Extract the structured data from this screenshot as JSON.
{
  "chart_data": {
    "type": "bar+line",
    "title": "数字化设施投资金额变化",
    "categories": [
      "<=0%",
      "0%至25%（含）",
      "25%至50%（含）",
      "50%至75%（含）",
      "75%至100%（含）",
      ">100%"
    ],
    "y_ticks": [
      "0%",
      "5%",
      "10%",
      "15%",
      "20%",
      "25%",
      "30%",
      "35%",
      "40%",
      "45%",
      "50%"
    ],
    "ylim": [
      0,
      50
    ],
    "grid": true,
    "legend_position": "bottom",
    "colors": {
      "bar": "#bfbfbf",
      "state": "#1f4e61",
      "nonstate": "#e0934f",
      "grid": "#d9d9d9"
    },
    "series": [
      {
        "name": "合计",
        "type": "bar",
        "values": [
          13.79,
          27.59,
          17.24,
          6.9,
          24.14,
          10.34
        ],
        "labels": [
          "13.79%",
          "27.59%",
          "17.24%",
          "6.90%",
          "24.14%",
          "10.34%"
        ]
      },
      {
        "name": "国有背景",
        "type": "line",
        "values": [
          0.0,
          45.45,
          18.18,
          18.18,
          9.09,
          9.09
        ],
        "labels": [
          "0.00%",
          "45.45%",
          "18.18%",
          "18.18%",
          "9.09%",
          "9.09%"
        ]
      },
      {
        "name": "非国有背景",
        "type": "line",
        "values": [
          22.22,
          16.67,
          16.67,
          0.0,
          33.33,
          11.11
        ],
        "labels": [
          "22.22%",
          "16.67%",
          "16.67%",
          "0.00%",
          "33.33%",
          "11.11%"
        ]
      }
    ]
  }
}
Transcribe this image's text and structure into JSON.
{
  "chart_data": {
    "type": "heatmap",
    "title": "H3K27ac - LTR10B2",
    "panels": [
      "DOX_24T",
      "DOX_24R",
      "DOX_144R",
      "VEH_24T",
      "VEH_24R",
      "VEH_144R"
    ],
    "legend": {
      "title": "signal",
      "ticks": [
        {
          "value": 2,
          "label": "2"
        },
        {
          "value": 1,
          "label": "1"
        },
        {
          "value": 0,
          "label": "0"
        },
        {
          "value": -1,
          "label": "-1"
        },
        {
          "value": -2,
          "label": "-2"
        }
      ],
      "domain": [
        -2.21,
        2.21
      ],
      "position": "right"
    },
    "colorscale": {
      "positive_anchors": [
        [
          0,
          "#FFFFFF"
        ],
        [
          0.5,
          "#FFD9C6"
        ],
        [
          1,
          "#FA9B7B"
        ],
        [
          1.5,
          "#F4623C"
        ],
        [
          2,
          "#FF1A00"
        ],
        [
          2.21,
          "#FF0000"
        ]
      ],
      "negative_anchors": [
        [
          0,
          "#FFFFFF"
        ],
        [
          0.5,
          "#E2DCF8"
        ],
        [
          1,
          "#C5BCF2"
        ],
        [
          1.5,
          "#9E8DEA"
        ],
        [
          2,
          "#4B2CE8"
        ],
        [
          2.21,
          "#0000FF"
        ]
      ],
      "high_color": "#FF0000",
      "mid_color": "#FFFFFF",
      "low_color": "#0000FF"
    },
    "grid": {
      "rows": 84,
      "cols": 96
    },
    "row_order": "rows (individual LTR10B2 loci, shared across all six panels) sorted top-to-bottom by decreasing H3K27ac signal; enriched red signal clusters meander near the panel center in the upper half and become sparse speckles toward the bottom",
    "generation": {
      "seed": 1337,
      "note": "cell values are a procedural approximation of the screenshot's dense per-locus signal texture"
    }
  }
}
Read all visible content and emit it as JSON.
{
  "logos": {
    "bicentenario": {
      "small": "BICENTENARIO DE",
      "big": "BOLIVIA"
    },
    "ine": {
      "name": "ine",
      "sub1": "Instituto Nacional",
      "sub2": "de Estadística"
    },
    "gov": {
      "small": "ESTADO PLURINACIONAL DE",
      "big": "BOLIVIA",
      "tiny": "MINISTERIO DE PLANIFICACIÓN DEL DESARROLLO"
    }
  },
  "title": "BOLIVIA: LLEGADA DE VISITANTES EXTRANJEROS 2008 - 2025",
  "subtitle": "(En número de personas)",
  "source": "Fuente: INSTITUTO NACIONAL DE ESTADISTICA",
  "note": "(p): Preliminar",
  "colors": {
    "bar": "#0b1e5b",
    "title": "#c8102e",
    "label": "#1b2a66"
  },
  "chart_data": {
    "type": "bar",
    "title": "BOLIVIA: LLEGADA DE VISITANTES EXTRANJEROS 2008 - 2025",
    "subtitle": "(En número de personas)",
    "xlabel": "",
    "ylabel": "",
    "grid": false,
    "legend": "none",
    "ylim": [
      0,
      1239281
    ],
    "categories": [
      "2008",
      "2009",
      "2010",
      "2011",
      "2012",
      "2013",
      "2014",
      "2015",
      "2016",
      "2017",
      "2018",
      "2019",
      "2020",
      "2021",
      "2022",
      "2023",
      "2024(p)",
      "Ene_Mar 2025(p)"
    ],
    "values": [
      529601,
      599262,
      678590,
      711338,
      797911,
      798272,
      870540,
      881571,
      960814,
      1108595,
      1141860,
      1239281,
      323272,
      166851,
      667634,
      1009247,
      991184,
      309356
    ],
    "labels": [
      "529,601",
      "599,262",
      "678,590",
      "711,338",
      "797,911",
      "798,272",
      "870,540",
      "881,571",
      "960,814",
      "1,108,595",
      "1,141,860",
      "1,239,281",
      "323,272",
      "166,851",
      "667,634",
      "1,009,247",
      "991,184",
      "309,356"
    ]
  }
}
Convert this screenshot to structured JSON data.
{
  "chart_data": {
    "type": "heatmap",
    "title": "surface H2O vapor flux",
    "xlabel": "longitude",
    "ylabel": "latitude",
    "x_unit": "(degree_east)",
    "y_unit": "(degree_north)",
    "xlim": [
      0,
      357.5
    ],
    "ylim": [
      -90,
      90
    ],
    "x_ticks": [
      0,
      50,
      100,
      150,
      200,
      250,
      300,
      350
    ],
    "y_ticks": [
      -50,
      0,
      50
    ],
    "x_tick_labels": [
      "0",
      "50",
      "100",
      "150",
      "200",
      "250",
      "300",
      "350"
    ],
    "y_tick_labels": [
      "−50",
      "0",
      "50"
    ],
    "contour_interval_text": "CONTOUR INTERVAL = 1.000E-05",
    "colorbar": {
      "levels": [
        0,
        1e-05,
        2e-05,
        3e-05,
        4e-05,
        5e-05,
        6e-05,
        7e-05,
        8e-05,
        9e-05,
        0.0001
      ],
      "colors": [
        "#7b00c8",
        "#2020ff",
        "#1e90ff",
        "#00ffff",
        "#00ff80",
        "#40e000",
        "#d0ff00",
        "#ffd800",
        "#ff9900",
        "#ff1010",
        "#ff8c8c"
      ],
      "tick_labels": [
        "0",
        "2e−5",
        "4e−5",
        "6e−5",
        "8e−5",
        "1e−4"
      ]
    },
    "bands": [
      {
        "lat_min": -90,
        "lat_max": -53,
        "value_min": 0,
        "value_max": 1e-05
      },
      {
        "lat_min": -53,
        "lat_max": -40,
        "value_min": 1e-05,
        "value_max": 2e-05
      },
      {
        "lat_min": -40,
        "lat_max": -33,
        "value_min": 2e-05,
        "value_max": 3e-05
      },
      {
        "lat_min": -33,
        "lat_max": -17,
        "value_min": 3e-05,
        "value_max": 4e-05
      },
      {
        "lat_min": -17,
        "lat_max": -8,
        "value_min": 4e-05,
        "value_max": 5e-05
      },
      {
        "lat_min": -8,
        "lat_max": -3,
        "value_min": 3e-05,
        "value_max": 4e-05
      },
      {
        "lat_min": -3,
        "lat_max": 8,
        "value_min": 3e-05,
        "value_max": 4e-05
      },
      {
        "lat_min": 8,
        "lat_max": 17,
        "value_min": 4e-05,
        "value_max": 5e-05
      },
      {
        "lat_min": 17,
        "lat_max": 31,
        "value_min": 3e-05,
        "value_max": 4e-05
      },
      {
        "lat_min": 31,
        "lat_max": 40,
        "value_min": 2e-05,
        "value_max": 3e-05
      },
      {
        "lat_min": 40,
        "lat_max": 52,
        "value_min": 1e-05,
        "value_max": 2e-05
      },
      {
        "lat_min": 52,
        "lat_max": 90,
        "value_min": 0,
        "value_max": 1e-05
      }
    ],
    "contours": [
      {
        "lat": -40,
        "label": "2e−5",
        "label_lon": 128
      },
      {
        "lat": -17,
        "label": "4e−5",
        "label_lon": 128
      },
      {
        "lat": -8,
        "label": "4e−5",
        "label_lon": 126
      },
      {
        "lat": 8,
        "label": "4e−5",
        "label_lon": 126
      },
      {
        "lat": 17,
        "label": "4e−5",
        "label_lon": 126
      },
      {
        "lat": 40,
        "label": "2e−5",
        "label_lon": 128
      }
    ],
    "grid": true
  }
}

################

Copy all lines above containing the string "personas".

  "subtitle": "(En número de personas)",
    "subtitle": "(En número de personas)",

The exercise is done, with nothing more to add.